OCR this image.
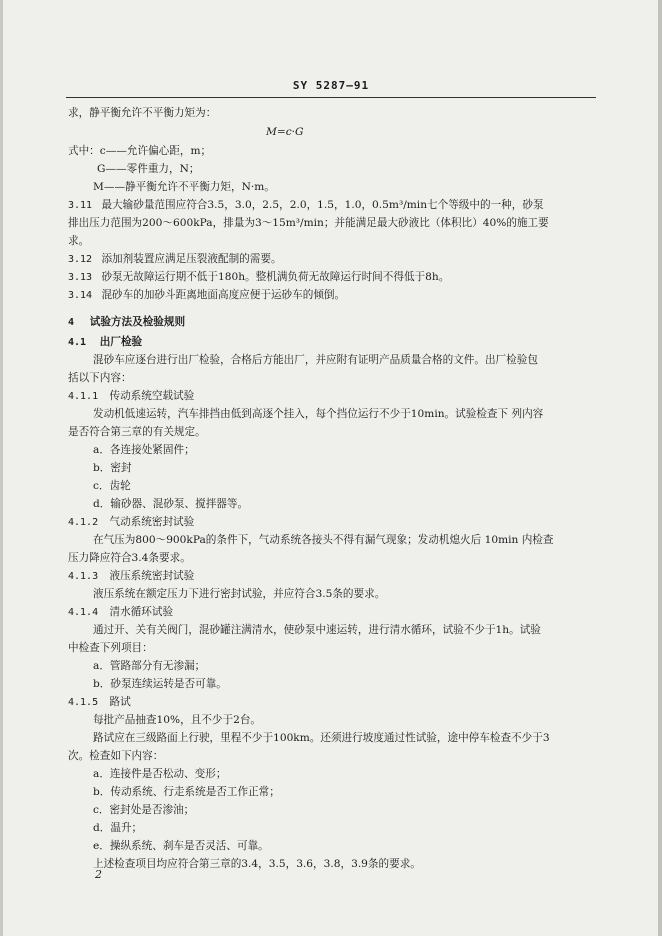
SY 5287—91
求，静平衡允许不平衡力矩为：
M=c·G
式中：c——允许偏心距，m；
G——零件重力，N；
M——静平衡允许不平衡力矩，N·m。
3.11 最大输砂量范围应符合3.5，3.0，2.5，2.0，1.5，1.0，0.5m³/min七个等级中的一种，砂泵
排出压力范围为200～600kPa，排量为3～15m³/min；并能满足最大砂液比（体积比）40%的施工要
求。
3.12 添加剂装置应满足压裂液配制的需要。
3.13 砂泵无故障运行期不低于180h。整机满负荷无故障运行时间不得低于8h。
3.14 混砂车的加砂斗距离地面高度应便于运砂车的倾倒。
4 试验方法及检验规则
4.1 出厂检验
混砂车应逐台进行出厂检验，合格后方能出厂，并应附有证明产品质量合格的文件。出厂检验包
括以下内容：
4.1.1 传动系统空载试验
发动机低速运转，汽车排挡由低到高逐个挂入，每个挡位运行不少于10min。试验检查下 列内容
是否符合第三章的有关规定。
a．各连接处紧固件；
b．密封
c．齿轮
d．输砂器、混砂泵、搅拌器等。
4.1.2 气动系统密封试验
在气压为800～900kPa的条件下，气动系统各接头不得有漏气现象；发动机熄火后 10min 内检查
压力降应符合3.4条要求。
4.1.3 液压系统密封试验
液压系统在额定压力下进行密封试验，并应符合3.5条的要求。
4.1.4 清水循环试验
通过开、关有关阀门，混砂罐注满清水，使砂泵中速运转，进行清水循环，试验不少于1h。试验
中检查下列项目：
a．管路部分有无渗漏；
b．砂泵连续运转是否可靠。
4.1.5 路试
每批产品抽查10%，且不少于2台。
路试应在三级路面上行驶，里程不少于100km。还须进行坡度通过性试验，途中停车检查不少于3
次。检查如下内容：
a．连接件是否松动、变形；
b．传动系统、行走系统是否工作正常；
c．密封处是否渗油；
d．温升；
e．操纵系统、刹车是否灵活、可靠。
上述检查项目均应符合第三章的3.4，3.5，3.6，3.8，3.9条的要求。
2
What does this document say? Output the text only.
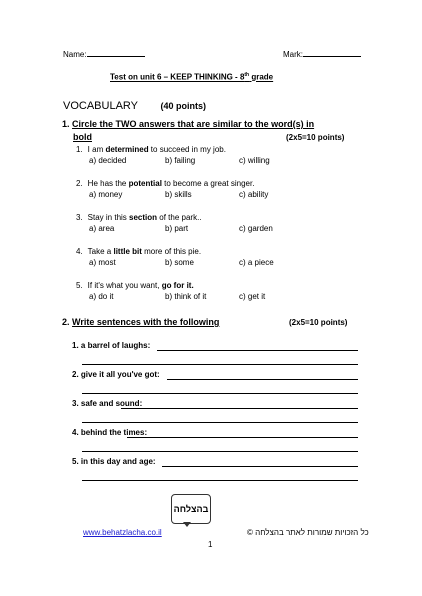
Name:	Mark:
Test on unit 6 – KEEP THINKING - 8th grade
VOCABULARY (40 points)
1. Circle the TWO answers that are similar to the word(s) in
bold	(2x5=10 points)
1. I am determined to succeed in my job.
a) decided	b) failing	c) willing
2. He has the potential to become a great singer.
a) money	b) skills	c) ability
3. Stay in this section of the park..
a) area	b) part	c) garden
4. Take a little bit more of this pie.
a) most	b) some	c) a piece
5. If it's what you want, go for it.
a) do it	b) think of it	c) get it
2. Write sentences with the following	(2x5=10 points)
1. a barrel of laughs:
2. give it all you've got:
3. safe and sound:
4. behind the times:
5. in this day and age:
בהצלחה
www.behatzlacha.co.il	כל הזכויות שמורות לאתר בהצלחה ©
1
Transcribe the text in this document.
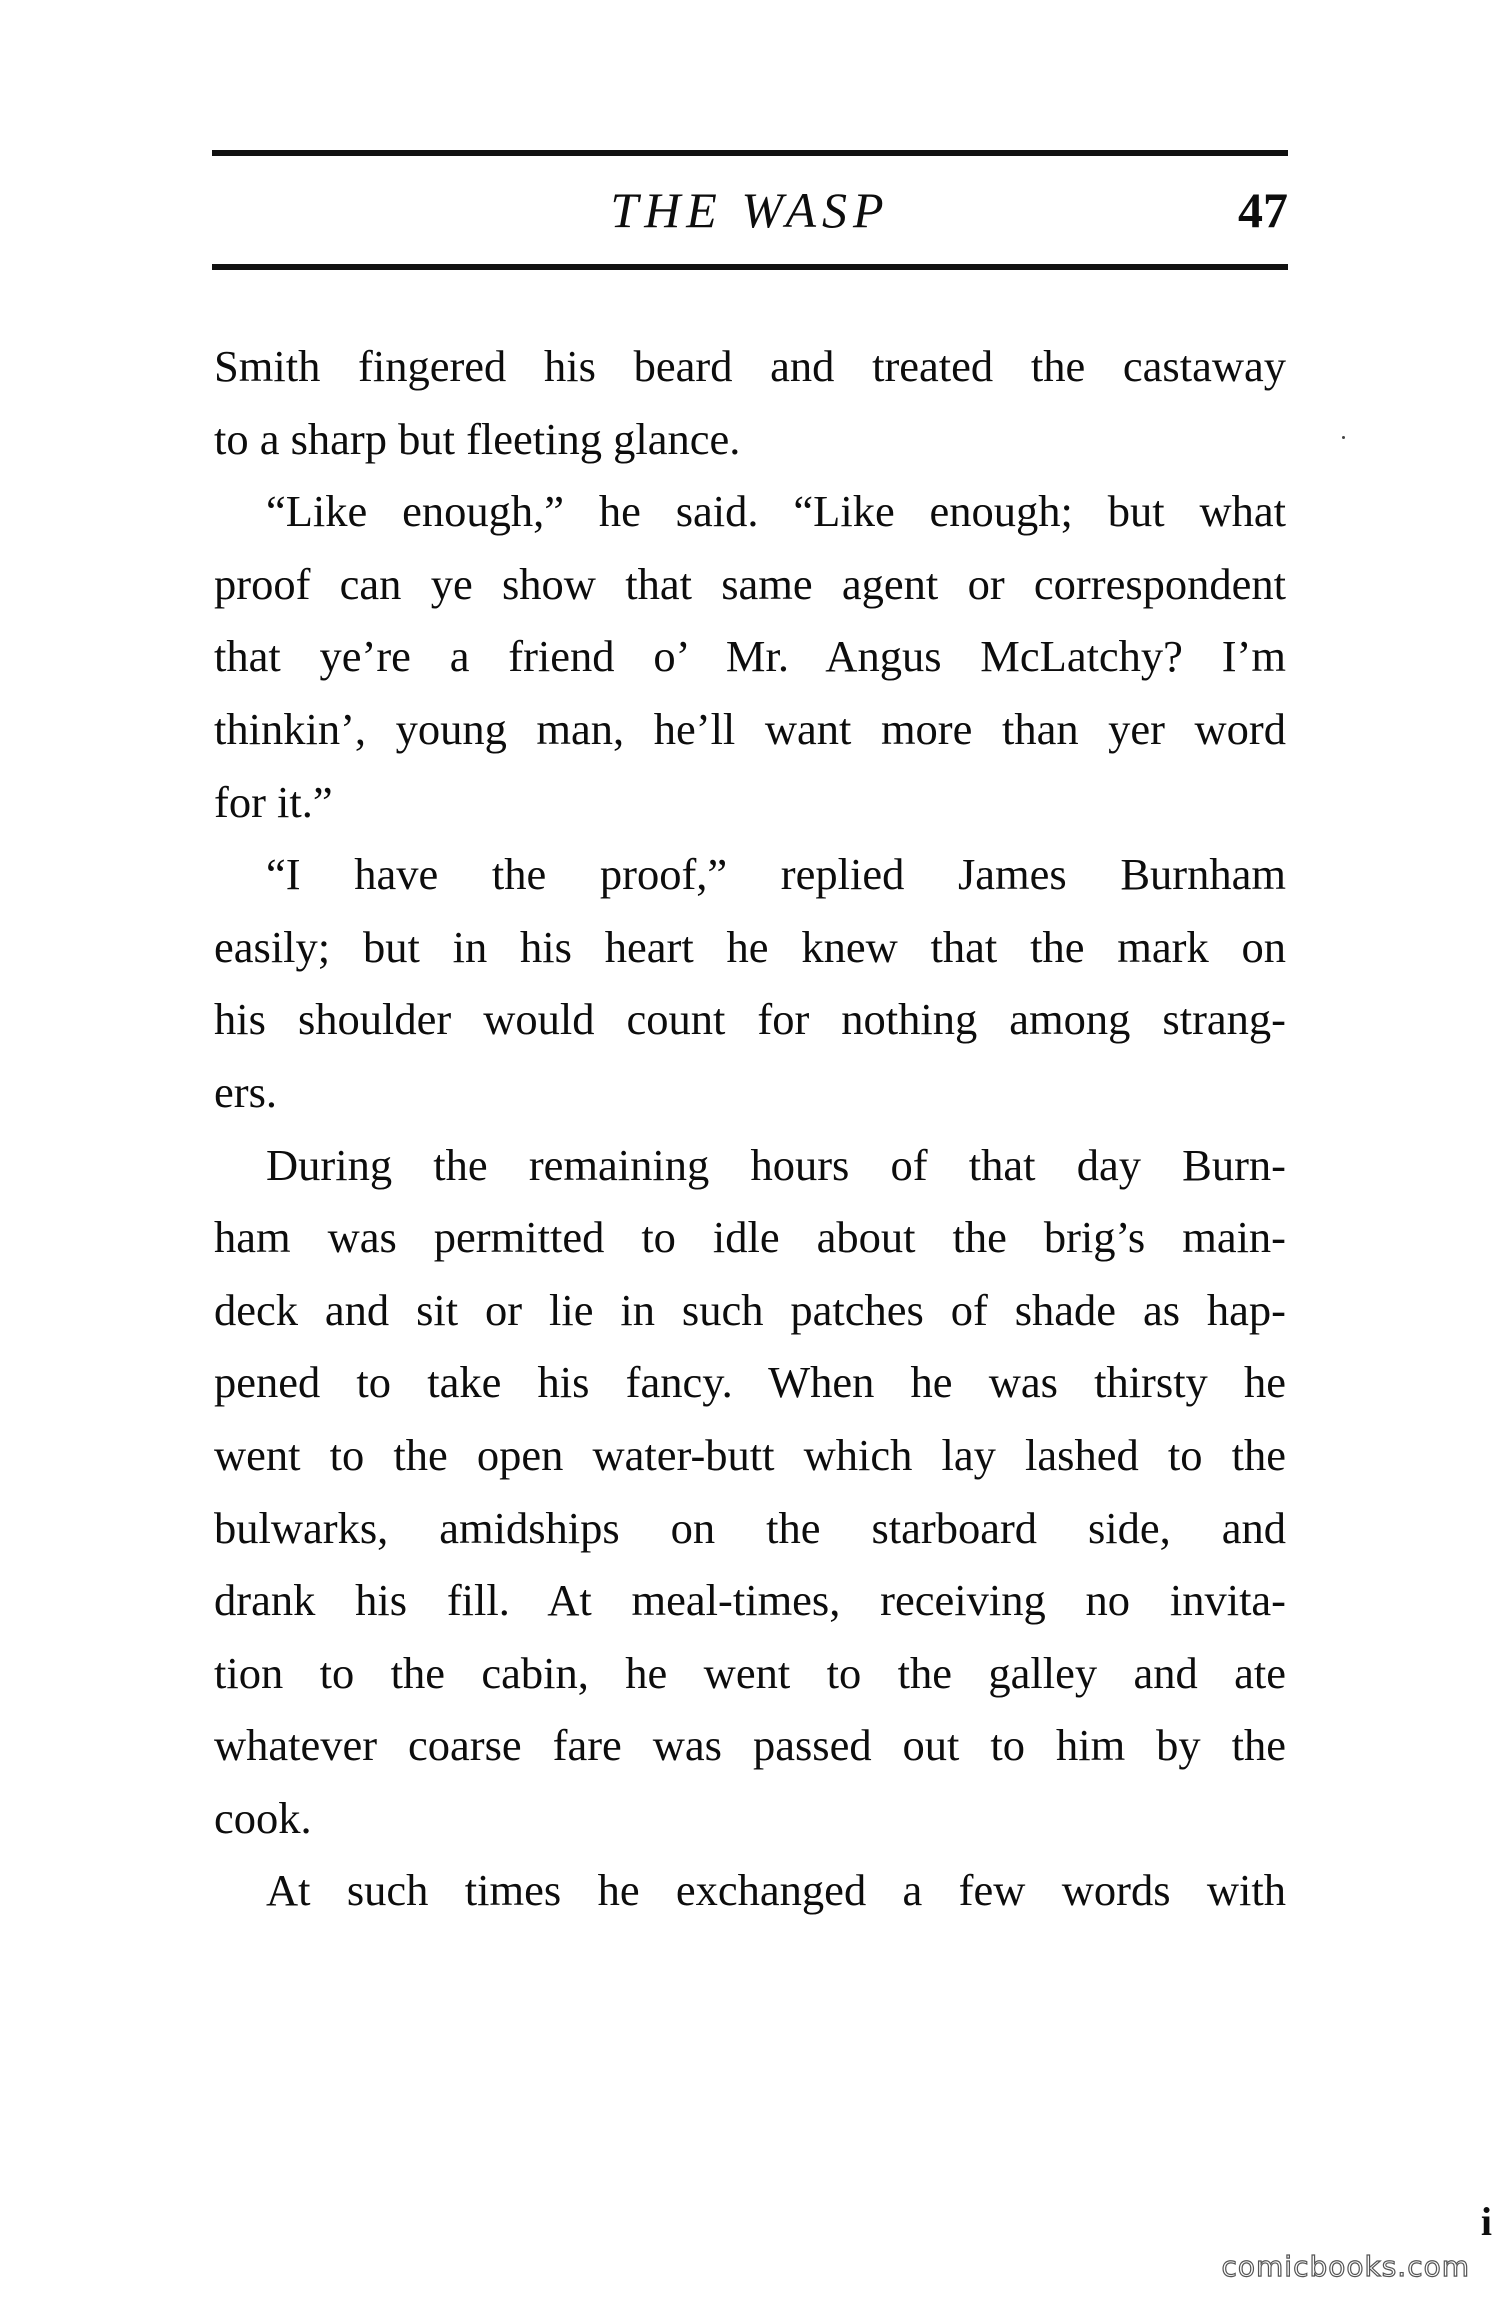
THE WASP	47
Smith fingered his beard and treated the castaway
to a sharp but fleeting glance.
“Like enough,” he said. “Like enough; but what
proof can ye show that same agent or correspondent
that ye’re a friend o’ Mr. Angus McLatchy? I’m
thinkin’, young man, he’ll want more than yer word
for it.”
“I have the proof,” replied James Burnham
easily; but in his heart he knew that the mark on
his shoulder would count for nothing among strang-
ers.
During the remaining hours of that day Burn-
ham was permitted to idle about the brig’s main-
deck and sit or lie in such patches of shade as hap-
pened to take his fancy. When he was thirsty he
went to the open water-butt which lay lashed to the
bulwarks, amidships on the starboard side, and
drank his fill. At meal-times, receiving no invita-
tion to the cabin, he went to the galley and ate
whatever coarse fare was passed out to him by the
cook.
At such times he exchanged a few words with
i
comicbooks.com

- Stated goal
Please repeat the entries exactly. Do not include the pictures.

- Reply
OCR this image.
SY 5287—91
求，静平衡允许不平衡力矩为：
M=c·G
式中：c——允许偏心距，m；
G——零件重力，N；
M——静平衡允许不平衡力矩，N·m。
3.11 最大输砂量范围应符合3.5，3.0，2.5，2.0，1.5，1.0，0.5m³/min七个等级中的一种，砂泵
排出压力范围为200～600kPa，排量为3～15m³/min；并能满足最大砂液比（体积比）40%的施工要
求。
3.12 添加剂装置应满足压裂液配制的需要。
3.13 砂泵无故障运行期不低于180h。整机满负荷无故障运行时间不得低于8h。
3.14 混砂车的加砂斗距离地面高度应便于运砂车的倾倒。
4 试验方法及检验规则
4.1 出厂检验
混砂车应逐台进行出厂检验，合格后方能出厂，并应附有证明产品质量合格的文件。出厂检验包
括以下内容：
4.1.1 传动系统空载试验
发动机低速运转，汽车排挡由低到高逐个挂入，每个挡位运行不少于10min。试验检查下 列内容
是否符合第三章的有关规定。
a．各连接处紧固件；
b．密封
c．齿轮
d．输砂器、混砂泵、搅拌器等。
4.1.2 气动系统密封试验
在气压为800～900kPa的条件下，气动系统各接头不得有漏气现象；发动机熄火后 10min 内检查
压力降应符合3.4条要求。
4.1.3 液压系统密封试验
液压系统在额定压力下进行密封试验，并应符合3.5条的要求。
4.1.4 清水循环试验
通过开、关有关阀门，混砂罐注满清水，使砂泵中速运转，进行清水循环，试验不少于1h。试验
中检查下列项目：
a．管路部分有无渗漏；
b．砂泵连续运转是否可靠。
4.1.5 路试
每批产品抽查10%，且不少于2台。
路试应在三级路面上行驶，里程不少于100km。还须进行坡度通过性试验，途中停车检查不少于3
次。检查如下内容：
a．连接件是否松动、变形；
b．传动系统、行走系统是否工作正常；
c．密封处是否渗油；
d．温升；
e．操纵系统、刹车是否灵活、可靠。
上述检查项目均应符合第三章的3.4，3.5，3.6，3.8，3.9条的要求。
2
What does this document say? Output the text only.
Name:	Mark:
Test on unit 6 – KEEP THINKING - 8th grade
VOCABULARY (40 points)
1. Circle the TWO answers that are similar to the word(s) in
bold	(2x5=10 points)
1. I am determined to succeed in my job.
a) decided	b) failing	c) willing
2. He has the potential to become a great singer.
a) money	b) skills	c) ability
3. Stay in this section of the park..
a) area	b) part	c) garden
4. Take a little bit more of this pie.
a) most	b) some	c) a piece
5. If it's what you want, go for it.
a) do it	b) think of it	c) get it
2. Write sentences with the following	(2x5=10 points)
1. a barrel of laughs:
2. give it all you've got:
3. safe and sound:
4. behind the times:
5. in this day and age:
בהצלחה
www.behatzlacha.co.il	כל הזכויות שמורות לאתר בהצלחה ©
1
Transcribe the text in this document.
THE WASP	47
Smith fingered his beard and treated the castaway
to a sharp but fleeting glance.
“Like enough,” he said. “Like enough; but what
proof can ye show that same agent or correspondent
that ye’re a friend o’ Mr. Angus McLatchy? I’m
thinkin’, young man, he’ll want more than yer word
for it.”
“I have the proof,” replied James Burnham
easily; but in his heart he knew that the mark on
his shoulder would count for nothing among strang-
ers.
During the remaining hours of that day Burn-
ham was permitted to idle about the brig’s main-
deck and sit or lie in such patches of shade as hap-
pened to take his fancy. When he was thirsty he
went to the open water-butt which lay lashed to the
bulwarks, amidships on the starboard side, and
drank his fill. At meal-times, receiving no invita-
tion to the cabin, he went to the galley and ate
whatever coarse fare was passed out to him by the
cook.
At such times he exchanged a few words with
i
comicbooks.com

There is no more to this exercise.